INSTRUCTIONS TO FOLLOW:
All of the data should be output character for character, except the pictures.

Figure record extracts:
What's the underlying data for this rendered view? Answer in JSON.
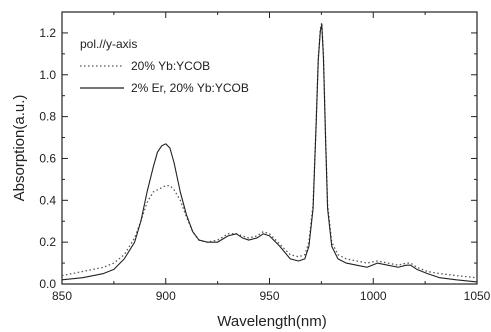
{
  "chart_data": {
    "type": "line",
    "xlabel": "Wavelength(nm)",
    "ylabel": "Absorption(a.u.)",
    "xlim": [
      850,
      1050
    ],
    "ylim": [
      0.0,
      1.3
    ],
    "x_ticks": [
      850,
      900,
      950,
      1000,
      1050
    ],
    "y_ticks": [
      0.0,
      0.2,
      0.4,
      0.6,
      0.8,
      1.0,
      1.2
    ],
    "x_tick_labels": [
      "850",
      "900",
      "950",
      "1000",
      "1050"
    ],
    "y_tick_labels": [
      "0.0",
      "0.2",
      "0.4",
      "0.6",
      "0.8",
      "1.0",
      "1.2"
    ],
    "grid": false,
    "legend_position": "top-left",
    "legend_header": "pol.//y-axis",
    "series": [
      {
        "name": "20% Yb:YCOB",
        "style": "dotted",
        "color": "#555555",
        "x": [
          850,
          860,
          870,
          875,
          880,
          885,
          888,
          891,
          894,
          896,
          898,
          900,
          902,
          904,
          907,
          910,
          913,
          916,
          920,
          925,
          930,
          934,
          937,
          940,
          944,
          947,
          950,
          955,
          960,
          964,
          967,
          969,
          971,
          972.5,
          973.5,
          974.5,
          975.2,
          976,
          977,
          978,
          980,
          983,
          987,
          992,
          997,
          1002,
          1007,
          1012,
          1016,
          1018,
          1021,
          1026,
          1032,
          1040,
          1050
        ],
        "y": [
          0.04,
          0.06,
          0.08,
          0.1,
          0.14,
          0.22,
          0.3,
          0.39,
          0.44,
          0.45,
          0.46,
          0.47,
          0.47,
          0.45,
          0.4,
          0.32,
          0.25,
          0.21,
          0.2,
          0.21,
          0.24,
          0.24,
          0.23,
          0.22,
          0.23,
          0.25,
          0.24,
          0.19,
          0.14,
          0.13,
          0.14,
          0.2,
          0.38,
          0.78,
          1.08,
          1.22,
          1.25,
          1.1,
          0.72,
          0.38,
          0.2,
          0.14,
          0.12,
          0.11,
          0.1,
          0.11,
          0.1,
          0.09,
          0.1,
          0.1,
          0.08,
          0.06,
          0.05,
          0.04,
          0.03
        ]
      },
      {
        "name": "2% Er, 20% Yb:YCOB",
        "style": "solid",
        "color": "#222222",
        "x": [
          850,
          860,
          870,
          875,
          880,
          885,
          888,
          891,
          894,
          896,
          898,
          900,
          902,
          904,
          907,
          910,
          913,
          916,
          920,
          925,
          930,
          934,
          937,
          940,
          944,
          947,
          950,
          955,
          960,
          964,
          967,
          969,
          971,
          972.5,
          973.5,
          974.5,
          975.2,
          976,
          977,
          978,
          980,
          983,
          987,
          992,
          997,
          1002,
          1007,
          1012,
          1016,
          1018,
          1021,
          1026,
          1032,
          1040,
          1050
        ],
        "y": [
          0.02,
          0.03,
          0.05,
          0.07,
          0.12,
          0.2,
          0.3,
          0.44,
          0.56,
          0.63,
          0.66,
          0.67,
          0.65,
          0.58,
          0.44,
          0.33,
          0.25,
          0.21,
          0.2,
          0.2,
          0.23,
          0.24,
          0.22,
          0.21,
          0.22,
          0.24,
          0.23,
          0.18,
          0.12,
          0.11,
          0.12,
          0.18,
          0.36,
          0.77,
          1.07,
          1.21,
          1.24,
          1.08,
          0.7,
          0.36,
          0.18,
          0.12,
          0.1,
          0.09,
          0.08,
          0.1,
          0.09,
          0.08,
          0.09,
          0.09,
          0.07,
          0.05,
          0.03,
          0.02,
          0.01
        ]
      }
    ]
  }
}
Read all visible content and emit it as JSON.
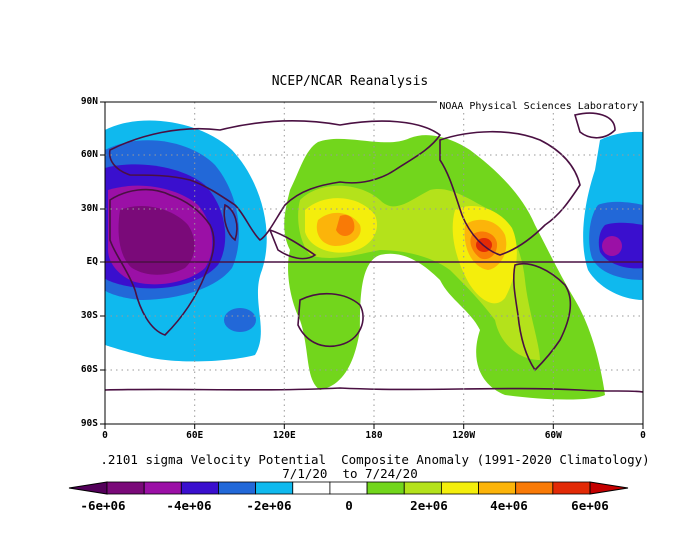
{
  "title": "NCEP/NCAR Reanalysis",
  "credit": "NOAA Physical Sciences Laboratory",
  "caption_line1": ".2101 sigma Velocity Potential  Composite Anomaly (1991-2020 Climatology)",
  "caption_line2": "7/1/20  to 7/24/20",
  "lat_labels": [
    "90N",
    "60N",
    "30N",
    "EQ",
    "30S",
    "60S",
    "90S"
  ],
  "lon_labels": [
    "0",
    "60E",
    "120E",
    "180",
    "120W",
    "60W",
    "0"
  ],
  "colorbar": {
    "labels": [
      "-6e+06",
      "-4e+06",
      "-2e+06",
      "0",
      "2e+06",
      "4e+06",
      "6e+06"
    ],
    "colors": [
      "#7a0a79",
      "#9b10a6",
      "#3a0fce",
      "#2268d8",
      "#0fb9ee",
      "#ffffff",
      "#ffffff",
      "#72d61c",
      "#b4e21b",
      "#f4ee0c",
      "#fcb40a",
      "#f97a06",
      "#e22a06"
    ],
    "left_arrow_color": "#53005a",
    "right_arrow_color": "#c40000"
  },
  "map_colors": {
    "land_outline": "#4a1042",
    "grid": "#9a9a9a"
  }
}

TASK SOLUTION:
What's the underlying data for this rendered view? Answer in JSON.
{
  "chart_data": {
    "type": "line",
    "xlabel": "Wavelength(nm)",
    "ylabel": "Absorption(a.u.)",
    "xlim": [
      850,
      1050
    ],
    "ylim": [
      0.0,
      1.3
    ],
    "x_ticks": [
      850,
      900,
      950,
      1000,
      1050
    ],
    "y_ticks": [
      0.0,
      0.2,
      0.4,
      0.6,
      0.8,
      1.0,
      1.2
    ],
    "x_tick_labels": [
      "850",
      "900",
      "950",
      "1000",
      "1050"
    ],
    "y_tick_labels": [
      "0.0",
      "0.2",
      "0.4",
      "0.6",
      "0.8",
      "1.0",
      "1.2"
    ],
    "grid": false,
    "legend_position": "top-left",
    "legend_header": "pol.//y-axis",
    "series": [
      {
        "name": "20% Yb:YCOB",
        "style": "dotted",
        "color": "#555555",
        "x": [
          850,
          860,
          870,
          875,
          880,
          885,
          888,
          891,
          894,
          896,
          898,
          900,
          902,
          904,
          907,
          910,
          913,
          916,
          920,
          925,
          930,
          934,
          937,
          940,
          944,
          947,
          950,
          955,
          960,
          964,
          967,
          969,
          971,
          972.5,
          973.5,
          974.5,
          975.2,
          976,
          977,
          978,
          980,
          983,
          987,
          992,
          997,
          1002,
          1007,
          1012,
          1016,
          1018,
          1021,
          1026,
          1032,
          1040,
          1050
        ],
        "y": [
          0.04,
          0.06,
          0.08,
          0.1,
          0.14,
          0.22,
          0.3,
          0.39,
          0.44,
          0.45,
          0.46,
          0.47,
          0.47,
          0.45,
          0.4,
          0.32,
          0.25,
          0.21,
          0.2,
          0.21,
          0.24,
          0.24,
          0.23,
          0.22,
          0.23,
          0.25,
          0.24,
          0.19,
          0.14,
          0.13,
          0.14,
          0.2,
          0.38,
          0.78,
          1.08,
          1.22,
          1.25,
          1.1,
          0.72,
          0.38,
          0.2,
          0.14,
          0.12,
          0.11,
          0.1,
          0.11,
          0.1,
          0.09,
          0.1,
          0.1,
          0.08,
          0.06,
          0.05,
          0.04,
          0.03
        ]
      },
      {
        "name": "2% Er, 20% Yb:YCOB",
        "style": "solid",
        "color": "#222222",
        "x": [
          850,
          860,
          870,
          875,
          880,
          885,
          888,
          891,
          894,
          896,
          898,
          900,
          902,
          904,
          907,
          910,
          913,
          916,
          920,
          925,
          930,
          934,
          937,
          940,
          944,
          947,
          950,
          955,
          960,
          964,
          967,
          969,
          971,
          972.5,
          973.5,
          974.5,
          975.2,
          976,
          977,
          978,
          980,
          983,
          987,
          992,
          997,
          1002,
          1007,
          1012,
          1016,
          1018,
          1021,
          1026,
          1032,
          1040,
          1050
        ],
        "y": [
          0.02,
          0.03,
          0.05,
          0.07,
          0.12,
          0.2,
          0.3,
          0.44,
          0.56,
          0.63,
          0.66,
          0.67,
          0.65,
          0.58,
          0.44,
          0.33,
          0.25,
          0.21,
          0.2,
          0.2,
          0.23,
          0.24,
          0.22,
          0.21,
          0.22,
          0.24,
          0.23,
          0.18,
          0.12,
          0.11,
          0.12,
          0.18,
          0.36,
          0.77,
          1.07,
          1.21,
          1.24,
          1.08,
          0.7,
          0.36,
          0.18,
          0.12,
          0.1,
          0.09,
          0.08,
          0.1,
          0.09,
          0.08,
          0.09,
          0.09,
          0.07,
          0.05,
          0.03,
          0.02,
          0.01
        ]
      }
    ]
  }
}
Read all visible content and emit it as JSON.
{
  "title": "NCEP/NCAR Reanalysis",
  "credit": "NOAA Physical Sciences Laboratory",
  "caption_line1": ".2101 sigma Velocity Potential  Composite Anomaly (1991-2020 Climatology)",
  "caption_line2": "7/1/20  to 7/24/20",
  "lat_labels": [
    "90N",
    "60N",
    "30N",
    "EQ",
    "30S",
    "60S",
    "90S"
  ],
  "lon_labels": [
    "0",
    "60E",
    "120E",
    "180",
    "120W",
    "60W",
    "0"
  ],
  "colorbar": {
    "labels": [
      "-6e+06",
      "-4e+06",
      "-2e+06",
      "0",
      "2e+06",
      "4e+06",
      "6e+06"
    ],
    "colors": [
      "#7a0a79",
      "#9b10a6",
      "#3a0fce",
      "#2268d8",
      "#0fb9ee",
      "#ffffff",
      "#ffffff",
      "#72d61c",
      "#b4e21b",
      "#f4ee0c",
      "#fcb40a",
      "#f97a06",
      "#e22a06"
    ],
    "left_arrow_color": "#53005a",
    "right_arrow_color": "#c40000"
  },
  "map_colors": {
    "land_outline": "#4a1042",
    "grid": "#9a9a9a"
  }
}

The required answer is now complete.